TASK:
Examine each line of the data. Copy those that contain the string "source".

* START PROVIDED INFORMATION *

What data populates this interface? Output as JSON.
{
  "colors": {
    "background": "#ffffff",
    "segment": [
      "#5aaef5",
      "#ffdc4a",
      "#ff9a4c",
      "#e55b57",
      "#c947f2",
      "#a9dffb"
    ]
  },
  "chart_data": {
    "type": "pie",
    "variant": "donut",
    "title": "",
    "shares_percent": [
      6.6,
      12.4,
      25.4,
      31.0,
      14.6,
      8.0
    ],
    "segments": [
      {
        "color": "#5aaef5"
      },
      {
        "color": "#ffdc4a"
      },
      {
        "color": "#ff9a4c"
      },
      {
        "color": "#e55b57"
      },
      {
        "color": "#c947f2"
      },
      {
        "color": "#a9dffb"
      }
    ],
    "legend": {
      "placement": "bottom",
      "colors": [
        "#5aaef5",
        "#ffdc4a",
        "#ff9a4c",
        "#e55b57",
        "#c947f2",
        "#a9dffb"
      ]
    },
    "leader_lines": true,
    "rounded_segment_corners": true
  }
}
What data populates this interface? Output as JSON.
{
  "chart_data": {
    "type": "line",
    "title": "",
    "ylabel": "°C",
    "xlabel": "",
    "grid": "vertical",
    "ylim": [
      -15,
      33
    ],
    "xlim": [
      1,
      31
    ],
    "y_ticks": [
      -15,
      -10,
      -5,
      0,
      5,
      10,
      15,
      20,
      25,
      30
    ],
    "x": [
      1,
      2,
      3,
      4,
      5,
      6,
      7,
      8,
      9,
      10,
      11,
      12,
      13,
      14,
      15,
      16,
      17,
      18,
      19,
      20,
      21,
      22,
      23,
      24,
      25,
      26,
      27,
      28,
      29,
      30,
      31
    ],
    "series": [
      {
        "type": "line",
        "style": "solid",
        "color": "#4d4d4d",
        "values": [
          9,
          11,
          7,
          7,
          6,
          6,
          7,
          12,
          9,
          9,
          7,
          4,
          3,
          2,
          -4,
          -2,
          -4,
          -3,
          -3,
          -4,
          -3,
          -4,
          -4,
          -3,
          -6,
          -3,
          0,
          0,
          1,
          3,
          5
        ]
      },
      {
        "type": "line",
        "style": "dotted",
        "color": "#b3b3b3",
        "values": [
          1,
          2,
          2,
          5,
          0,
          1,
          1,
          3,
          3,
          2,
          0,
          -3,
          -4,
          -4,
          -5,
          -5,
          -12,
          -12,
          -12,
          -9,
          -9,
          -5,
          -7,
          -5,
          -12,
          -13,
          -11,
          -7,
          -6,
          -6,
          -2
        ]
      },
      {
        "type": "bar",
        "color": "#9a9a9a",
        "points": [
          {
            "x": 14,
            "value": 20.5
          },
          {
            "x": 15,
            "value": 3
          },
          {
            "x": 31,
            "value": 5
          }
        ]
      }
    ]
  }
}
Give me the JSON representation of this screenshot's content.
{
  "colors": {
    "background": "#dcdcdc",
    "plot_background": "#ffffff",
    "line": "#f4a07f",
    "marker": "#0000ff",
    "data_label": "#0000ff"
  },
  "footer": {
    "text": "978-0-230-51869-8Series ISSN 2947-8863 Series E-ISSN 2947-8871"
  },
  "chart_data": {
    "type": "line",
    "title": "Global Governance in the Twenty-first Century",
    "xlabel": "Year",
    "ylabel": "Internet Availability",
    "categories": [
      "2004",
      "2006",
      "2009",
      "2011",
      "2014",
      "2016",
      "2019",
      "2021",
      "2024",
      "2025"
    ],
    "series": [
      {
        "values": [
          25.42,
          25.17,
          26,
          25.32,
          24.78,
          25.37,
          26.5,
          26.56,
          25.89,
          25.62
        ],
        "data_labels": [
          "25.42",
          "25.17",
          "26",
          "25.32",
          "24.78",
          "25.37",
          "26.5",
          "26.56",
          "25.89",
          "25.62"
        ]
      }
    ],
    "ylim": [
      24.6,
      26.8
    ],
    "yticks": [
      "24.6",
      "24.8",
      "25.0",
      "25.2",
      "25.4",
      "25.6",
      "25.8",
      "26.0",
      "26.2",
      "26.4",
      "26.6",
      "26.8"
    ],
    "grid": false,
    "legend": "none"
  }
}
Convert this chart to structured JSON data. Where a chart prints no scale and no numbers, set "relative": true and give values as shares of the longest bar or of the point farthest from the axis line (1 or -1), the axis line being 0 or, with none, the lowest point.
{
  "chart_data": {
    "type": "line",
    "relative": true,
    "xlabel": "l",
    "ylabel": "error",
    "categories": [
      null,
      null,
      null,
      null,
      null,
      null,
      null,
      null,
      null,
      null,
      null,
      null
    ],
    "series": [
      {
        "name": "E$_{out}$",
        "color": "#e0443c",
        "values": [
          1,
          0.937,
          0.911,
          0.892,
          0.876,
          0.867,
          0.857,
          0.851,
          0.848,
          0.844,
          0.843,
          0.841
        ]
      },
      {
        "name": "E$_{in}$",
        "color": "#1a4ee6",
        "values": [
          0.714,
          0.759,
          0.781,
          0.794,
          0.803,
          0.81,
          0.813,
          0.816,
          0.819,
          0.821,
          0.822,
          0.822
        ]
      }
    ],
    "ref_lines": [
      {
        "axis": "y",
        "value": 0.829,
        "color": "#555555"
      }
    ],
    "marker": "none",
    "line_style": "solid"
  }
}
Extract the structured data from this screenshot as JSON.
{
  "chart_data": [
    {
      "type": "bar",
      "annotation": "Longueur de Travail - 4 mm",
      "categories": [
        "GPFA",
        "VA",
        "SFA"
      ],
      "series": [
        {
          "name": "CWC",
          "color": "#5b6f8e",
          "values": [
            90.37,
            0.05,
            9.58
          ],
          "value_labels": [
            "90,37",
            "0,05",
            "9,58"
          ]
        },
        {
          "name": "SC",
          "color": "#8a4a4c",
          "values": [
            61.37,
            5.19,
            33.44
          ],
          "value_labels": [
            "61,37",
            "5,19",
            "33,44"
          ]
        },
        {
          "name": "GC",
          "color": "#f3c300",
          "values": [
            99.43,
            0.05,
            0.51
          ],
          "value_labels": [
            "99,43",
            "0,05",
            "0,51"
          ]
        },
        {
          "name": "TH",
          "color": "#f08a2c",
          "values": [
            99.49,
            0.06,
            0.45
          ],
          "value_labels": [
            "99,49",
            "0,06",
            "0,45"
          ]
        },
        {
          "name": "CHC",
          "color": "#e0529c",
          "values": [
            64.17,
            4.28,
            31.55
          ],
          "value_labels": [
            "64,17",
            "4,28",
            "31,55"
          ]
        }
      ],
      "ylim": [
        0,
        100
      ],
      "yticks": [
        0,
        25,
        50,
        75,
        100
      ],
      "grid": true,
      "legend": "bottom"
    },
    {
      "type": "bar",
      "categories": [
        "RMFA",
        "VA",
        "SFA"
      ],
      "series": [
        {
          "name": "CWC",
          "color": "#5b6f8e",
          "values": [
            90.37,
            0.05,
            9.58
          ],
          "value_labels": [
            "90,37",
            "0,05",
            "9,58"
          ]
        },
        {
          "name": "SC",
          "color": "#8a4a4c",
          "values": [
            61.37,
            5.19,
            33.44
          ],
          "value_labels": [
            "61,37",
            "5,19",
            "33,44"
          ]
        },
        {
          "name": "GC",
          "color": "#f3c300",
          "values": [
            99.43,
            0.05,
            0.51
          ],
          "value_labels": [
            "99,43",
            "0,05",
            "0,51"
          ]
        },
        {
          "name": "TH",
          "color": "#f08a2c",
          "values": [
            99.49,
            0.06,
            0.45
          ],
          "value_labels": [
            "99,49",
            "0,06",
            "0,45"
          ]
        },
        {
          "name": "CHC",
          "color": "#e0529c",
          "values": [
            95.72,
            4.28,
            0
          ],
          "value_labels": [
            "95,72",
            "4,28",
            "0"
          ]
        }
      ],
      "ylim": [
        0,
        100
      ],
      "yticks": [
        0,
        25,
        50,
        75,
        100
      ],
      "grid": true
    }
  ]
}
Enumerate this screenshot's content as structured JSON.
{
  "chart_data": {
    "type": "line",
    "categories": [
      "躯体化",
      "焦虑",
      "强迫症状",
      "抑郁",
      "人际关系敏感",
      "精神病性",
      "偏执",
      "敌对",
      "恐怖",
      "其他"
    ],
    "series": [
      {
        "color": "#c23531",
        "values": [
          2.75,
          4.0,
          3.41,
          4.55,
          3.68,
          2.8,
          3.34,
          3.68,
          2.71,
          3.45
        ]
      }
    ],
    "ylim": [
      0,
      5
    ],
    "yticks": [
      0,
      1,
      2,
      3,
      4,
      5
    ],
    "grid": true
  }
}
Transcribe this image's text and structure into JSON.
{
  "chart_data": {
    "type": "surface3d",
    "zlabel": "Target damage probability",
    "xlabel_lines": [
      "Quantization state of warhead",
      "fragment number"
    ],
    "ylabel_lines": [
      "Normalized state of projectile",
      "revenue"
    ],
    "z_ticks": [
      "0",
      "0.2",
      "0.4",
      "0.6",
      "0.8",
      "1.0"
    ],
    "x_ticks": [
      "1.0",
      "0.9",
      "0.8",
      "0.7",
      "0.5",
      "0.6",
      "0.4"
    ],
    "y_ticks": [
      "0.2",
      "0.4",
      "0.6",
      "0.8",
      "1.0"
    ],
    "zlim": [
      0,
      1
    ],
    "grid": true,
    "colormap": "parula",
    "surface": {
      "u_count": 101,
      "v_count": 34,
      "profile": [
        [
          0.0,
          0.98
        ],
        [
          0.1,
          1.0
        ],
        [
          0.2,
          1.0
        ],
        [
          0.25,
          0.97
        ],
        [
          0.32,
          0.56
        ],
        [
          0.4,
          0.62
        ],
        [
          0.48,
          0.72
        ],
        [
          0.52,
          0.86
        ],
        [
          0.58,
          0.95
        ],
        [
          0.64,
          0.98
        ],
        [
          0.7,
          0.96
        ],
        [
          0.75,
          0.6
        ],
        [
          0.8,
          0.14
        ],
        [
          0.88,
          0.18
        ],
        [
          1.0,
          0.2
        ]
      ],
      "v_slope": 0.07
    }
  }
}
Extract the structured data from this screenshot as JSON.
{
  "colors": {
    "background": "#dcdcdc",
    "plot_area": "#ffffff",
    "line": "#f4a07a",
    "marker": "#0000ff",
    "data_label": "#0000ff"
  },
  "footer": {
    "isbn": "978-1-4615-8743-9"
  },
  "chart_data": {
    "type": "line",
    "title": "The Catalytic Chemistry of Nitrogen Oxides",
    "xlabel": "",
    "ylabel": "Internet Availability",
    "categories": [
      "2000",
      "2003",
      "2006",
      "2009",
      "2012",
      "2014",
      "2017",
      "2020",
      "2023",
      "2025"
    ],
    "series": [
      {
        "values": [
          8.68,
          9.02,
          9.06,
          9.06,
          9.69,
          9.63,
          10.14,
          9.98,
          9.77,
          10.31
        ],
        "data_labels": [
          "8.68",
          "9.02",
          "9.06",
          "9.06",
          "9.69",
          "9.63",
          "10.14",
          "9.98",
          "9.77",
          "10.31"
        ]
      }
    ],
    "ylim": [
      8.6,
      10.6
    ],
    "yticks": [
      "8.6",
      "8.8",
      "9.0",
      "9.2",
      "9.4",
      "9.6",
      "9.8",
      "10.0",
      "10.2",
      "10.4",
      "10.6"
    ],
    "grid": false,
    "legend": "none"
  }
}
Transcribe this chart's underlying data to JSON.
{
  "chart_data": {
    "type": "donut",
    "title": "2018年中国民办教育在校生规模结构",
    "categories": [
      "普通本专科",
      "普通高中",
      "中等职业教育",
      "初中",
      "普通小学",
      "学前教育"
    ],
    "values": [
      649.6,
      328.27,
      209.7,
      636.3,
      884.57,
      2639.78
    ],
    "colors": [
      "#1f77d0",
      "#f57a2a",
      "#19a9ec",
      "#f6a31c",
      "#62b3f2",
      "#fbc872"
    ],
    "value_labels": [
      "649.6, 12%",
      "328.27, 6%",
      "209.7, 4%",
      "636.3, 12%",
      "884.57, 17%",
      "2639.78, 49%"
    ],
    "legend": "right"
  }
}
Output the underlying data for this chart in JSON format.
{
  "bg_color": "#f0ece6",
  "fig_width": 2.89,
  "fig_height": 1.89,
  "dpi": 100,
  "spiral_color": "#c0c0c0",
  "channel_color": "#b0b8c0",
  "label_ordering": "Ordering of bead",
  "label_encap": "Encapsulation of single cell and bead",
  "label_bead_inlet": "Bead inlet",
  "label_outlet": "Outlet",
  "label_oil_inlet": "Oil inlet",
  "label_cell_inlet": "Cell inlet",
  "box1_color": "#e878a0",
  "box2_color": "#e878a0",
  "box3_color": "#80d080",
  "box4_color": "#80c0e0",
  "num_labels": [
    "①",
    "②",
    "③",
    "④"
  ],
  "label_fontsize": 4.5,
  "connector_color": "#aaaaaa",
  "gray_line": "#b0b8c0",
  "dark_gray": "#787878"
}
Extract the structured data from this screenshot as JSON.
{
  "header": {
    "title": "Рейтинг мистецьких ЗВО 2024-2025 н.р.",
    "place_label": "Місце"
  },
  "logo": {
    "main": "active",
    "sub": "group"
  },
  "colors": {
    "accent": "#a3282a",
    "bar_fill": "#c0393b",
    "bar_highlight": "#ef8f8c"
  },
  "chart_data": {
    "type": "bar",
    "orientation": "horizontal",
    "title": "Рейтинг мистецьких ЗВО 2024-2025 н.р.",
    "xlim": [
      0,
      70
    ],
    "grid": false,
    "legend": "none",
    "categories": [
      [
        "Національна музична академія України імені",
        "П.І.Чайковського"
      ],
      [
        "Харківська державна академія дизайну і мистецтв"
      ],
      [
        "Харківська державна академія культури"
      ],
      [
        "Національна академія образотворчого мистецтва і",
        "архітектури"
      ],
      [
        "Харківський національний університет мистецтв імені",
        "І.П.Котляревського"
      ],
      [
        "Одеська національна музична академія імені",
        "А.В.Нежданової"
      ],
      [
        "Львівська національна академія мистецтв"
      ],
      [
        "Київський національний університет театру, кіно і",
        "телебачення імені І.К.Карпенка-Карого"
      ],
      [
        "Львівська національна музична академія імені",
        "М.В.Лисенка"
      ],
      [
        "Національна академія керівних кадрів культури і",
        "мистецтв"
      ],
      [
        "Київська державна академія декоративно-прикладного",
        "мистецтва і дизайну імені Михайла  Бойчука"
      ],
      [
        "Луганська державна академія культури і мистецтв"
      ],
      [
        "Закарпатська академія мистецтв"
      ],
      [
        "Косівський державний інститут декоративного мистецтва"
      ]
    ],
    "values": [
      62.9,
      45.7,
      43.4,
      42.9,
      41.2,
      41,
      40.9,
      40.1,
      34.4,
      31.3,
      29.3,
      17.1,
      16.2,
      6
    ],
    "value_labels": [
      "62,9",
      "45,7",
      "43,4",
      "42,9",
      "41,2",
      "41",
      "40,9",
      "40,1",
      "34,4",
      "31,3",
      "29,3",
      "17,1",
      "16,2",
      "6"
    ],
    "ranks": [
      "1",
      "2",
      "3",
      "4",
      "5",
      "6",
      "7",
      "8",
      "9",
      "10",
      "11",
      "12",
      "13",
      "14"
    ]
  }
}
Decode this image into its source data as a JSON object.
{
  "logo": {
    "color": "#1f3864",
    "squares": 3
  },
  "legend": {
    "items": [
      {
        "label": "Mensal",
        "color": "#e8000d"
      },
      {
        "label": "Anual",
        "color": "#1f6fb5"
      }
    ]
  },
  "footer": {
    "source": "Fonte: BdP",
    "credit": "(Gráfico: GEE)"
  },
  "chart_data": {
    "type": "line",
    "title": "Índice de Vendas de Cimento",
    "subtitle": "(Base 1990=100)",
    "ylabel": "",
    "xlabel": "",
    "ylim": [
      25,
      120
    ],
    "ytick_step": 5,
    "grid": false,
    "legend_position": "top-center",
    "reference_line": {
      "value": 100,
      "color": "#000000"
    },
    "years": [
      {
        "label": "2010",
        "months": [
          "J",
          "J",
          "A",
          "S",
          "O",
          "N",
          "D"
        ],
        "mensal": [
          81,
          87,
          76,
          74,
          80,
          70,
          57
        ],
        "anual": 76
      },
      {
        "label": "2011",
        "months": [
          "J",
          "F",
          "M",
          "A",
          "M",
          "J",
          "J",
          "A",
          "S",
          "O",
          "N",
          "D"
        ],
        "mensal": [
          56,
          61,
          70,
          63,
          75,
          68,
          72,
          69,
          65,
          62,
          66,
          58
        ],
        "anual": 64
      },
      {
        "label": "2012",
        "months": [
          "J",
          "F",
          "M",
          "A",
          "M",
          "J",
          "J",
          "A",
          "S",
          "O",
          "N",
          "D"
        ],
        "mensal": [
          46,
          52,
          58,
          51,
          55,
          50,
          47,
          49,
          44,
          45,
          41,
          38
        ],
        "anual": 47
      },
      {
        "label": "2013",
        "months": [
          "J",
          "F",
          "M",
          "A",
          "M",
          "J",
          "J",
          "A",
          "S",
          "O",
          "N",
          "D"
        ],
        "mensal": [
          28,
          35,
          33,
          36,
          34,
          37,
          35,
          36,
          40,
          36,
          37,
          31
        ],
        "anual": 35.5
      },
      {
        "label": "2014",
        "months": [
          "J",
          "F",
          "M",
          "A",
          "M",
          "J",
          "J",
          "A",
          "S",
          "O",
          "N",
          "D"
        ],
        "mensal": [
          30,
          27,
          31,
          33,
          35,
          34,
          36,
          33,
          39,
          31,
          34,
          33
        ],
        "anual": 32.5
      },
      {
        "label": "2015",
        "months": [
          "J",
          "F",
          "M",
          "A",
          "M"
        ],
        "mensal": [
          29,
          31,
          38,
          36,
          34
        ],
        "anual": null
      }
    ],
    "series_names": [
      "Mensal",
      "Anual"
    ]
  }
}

* END PROVIDED INFORMATION *

SOLUTION FOR THIS PROBLEM:
Decode this image into its source data as a JSON object.
    "source": "Fonte: BdP",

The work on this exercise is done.